START Excerpt provided
# Frog Necropsy



## jejton (Sep 3, 2006)

Does anyone know how/where I can have a frog ( or possibly other amphibians and reptiles if needed ) necropsied? I live in New York but I can ship I guess. I just lost my second RETF in two months and I am at a loss as to why. I did adopt them from someone as adults so its possible that old age was a factor but the fact that it was two in two months has me a little concerned. At this point I threw out the carcass but should it happen again I would like to find out the cause and correct it if possible as I would like to rebuild the colony and possibly breed ( I had four originally ).


----------



## GSXR_MURRHEE (Sep 16, 2006)

You could send them to Dr. Frye from Frye Bother's Frogs. They're in Michigan though. 
http://www.fryebrothersfrogs.com/page3.htm

Hope that helps.


----------



## Dancing frogs (Feb 20, 2004)

Also, if you intend to have you're next death necropsied, get some formalin now, (to preserve the specimen during transport) so you have it when you need it. Frogs decay very rapidly, and vets cant necropsy a skeleton with slime around it.


----------



## jejton (Sep 3, 2006)
END Excerpt provided
START Listed entries
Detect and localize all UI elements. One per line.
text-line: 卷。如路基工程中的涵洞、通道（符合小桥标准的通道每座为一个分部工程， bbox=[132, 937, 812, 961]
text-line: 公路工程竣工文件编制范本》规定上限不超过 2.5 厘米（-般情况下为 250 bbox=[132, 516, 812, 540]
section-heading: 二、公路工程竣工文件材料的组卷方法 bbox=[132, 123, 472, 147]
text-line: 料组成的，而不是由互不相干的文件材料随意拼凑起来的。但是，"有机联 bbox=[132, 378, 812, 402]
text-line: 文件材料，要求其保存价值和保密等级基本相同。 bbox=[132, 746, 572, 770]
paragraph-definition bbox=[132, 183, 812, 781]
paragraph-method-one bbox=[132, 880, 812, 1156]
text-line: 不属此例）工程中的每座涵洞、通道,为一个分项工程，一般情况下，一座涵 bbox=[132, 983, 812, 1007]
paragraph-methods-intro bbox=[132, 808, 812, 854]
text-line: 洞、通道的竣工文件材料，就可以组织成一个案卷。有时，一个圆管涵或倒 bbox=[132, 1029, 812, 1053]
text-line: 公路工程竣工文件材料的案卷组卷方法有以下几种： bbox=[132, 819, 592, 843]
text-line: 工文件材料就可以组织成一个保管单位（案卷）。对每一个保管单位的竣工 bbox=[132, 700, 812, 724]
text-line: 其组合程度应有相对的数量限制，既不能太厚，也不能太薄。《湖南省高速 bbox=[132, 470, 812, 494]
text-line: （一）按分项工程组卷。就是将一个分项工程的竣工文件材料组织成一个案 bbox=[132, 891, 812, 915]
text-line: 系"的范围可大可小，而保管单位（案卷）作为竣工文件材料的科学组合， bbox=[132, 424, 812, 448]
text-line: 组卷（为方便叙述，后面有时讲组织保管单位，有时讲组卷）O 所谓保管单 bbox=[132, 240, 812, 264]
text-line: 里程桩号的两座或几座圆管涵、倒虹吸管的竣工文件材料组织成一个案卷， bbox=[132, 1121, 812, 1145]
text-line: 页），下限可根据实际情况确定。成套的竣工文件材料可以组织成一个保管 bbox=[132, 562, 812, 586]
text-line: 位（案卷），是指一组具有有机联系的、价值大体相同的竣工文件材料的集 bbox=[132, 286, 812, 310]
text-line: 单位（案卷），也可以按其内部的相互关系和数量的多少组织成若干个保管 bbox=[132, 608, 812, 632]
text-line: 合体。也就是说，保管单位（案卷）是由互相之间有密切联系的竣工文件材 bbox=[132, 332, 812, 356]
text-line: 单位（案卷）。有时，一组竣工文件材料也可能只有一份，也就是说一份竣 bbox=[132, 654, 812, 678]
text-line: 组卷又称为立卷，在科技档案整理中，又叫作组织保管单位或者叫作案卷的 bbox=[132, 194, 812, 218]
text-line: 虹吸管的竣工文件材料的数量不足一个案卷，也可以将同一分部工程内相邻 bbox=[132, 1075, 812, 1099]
END Listed entries
Prompt -
Please reproduce the frog necropsy thread word for word, beginning at "# Frog Necropsy" and stopping after "(Sep 16, 2006)".

Output of the exercise -
# Frog Necropsy



## jejton (Sep 3, 2006)

Does anyone know how/where I can have a frog ( or possibly other amphibians and reptiles if needed ) necropsied? I live in New York but I can ship I guess. I just lost my second RETF in two months and I am at a loss as to why. I did adopt them from someone as adults so its possible that old age was a factor but the fact that it was two in two months has me a little concerned. At this point I threw out the carcass but should it happen again I would like to find out the cause and correct it if possible as I would like to rebuild the colony and possibly breed ( I had four originally ).


----------



## GSXR_MURRHEE (Sep 16, 2006)